[Data entries]
** Start **
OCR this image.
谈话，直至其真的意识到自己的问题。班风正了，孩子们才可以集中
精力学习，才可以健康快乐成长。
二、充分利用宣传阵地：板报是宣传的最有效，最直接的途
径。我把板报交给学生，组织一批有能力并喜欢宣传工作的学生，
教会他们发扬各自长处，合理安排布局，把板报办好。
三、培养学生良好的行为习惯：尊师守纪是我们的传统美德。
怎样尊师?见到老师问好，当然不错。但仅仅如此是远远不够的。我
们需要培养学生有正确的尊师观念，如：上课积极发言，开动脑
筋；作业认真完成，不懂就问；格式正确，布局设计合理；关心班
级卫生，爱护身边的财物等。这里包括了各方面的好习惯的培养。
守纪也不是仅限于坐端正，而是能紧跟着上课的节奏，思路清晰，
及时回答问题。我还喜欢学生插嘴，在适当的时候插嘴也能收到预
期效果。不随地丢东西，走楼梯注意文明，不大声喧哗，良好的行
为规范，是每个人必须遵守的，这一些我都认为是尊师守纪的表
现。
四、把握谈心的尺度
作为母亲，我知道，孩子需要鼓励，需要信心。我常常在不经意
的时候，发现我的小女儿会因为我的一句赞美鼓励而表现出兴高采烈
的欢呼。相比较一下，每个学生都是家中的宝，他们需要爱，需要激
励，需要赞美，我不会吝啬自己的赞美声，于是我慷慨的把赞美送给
** End **
Brief →
Repeat the data verbatim.

Result →
OCR this image.
谈话，直至其真的意识到自己的问题。班风正了，孩子们才可以集中
精力学习，才可以健康快乐成长。
二、充分利用宣传阵地：板报是宣传的最有效，最直接的途
径。我把板报交给学生，组织一批有能力并喜欢宣传工作的学生，
教会他们发扬各自长处，合理安排布局，把板报办好。
三、培养学生良好的行为习惯：尊师守纪是我们的传统美德。
怎样尊师?见到老师问好，当然不错。但仅仅如此是远远不够的。我
们需要培养学生有正确的尊师观念，如：上课积极发言，开动脑
筋；作业认真完成，不懂就问；格式正确，布局设计合理；关心班
级卫生，爱护身边的财物等。这里包括了各方面的好习惯的培养。
守纪也不是仅限于坐端正，而是能紧跟着上课的节奏，思路清晰，
及时回答问题。我还喜欢学生插嘴，在适当的时候插嘴也能收到预
期效果。不随地丢东西，走楼梯注意文明，不大声喧哗，良好的行
为规范，是每个人必须遵守的，这一些我都认为是尊师守纪的表
现。
四、把握谈心的尺度
作为母亲，我知道，孩子需要鼓励，需要信心。我常常在不经意
的时候，发现我的小女儿会因为我的一句赞美鼓励而表现出兴高采烈
的欢呼。相比较一下，每个学生都是家中的宝，他们需要爱，需要激
励，需要赞美，我不会吝啬自己的赞美声，于是我慷慨的把赞美送给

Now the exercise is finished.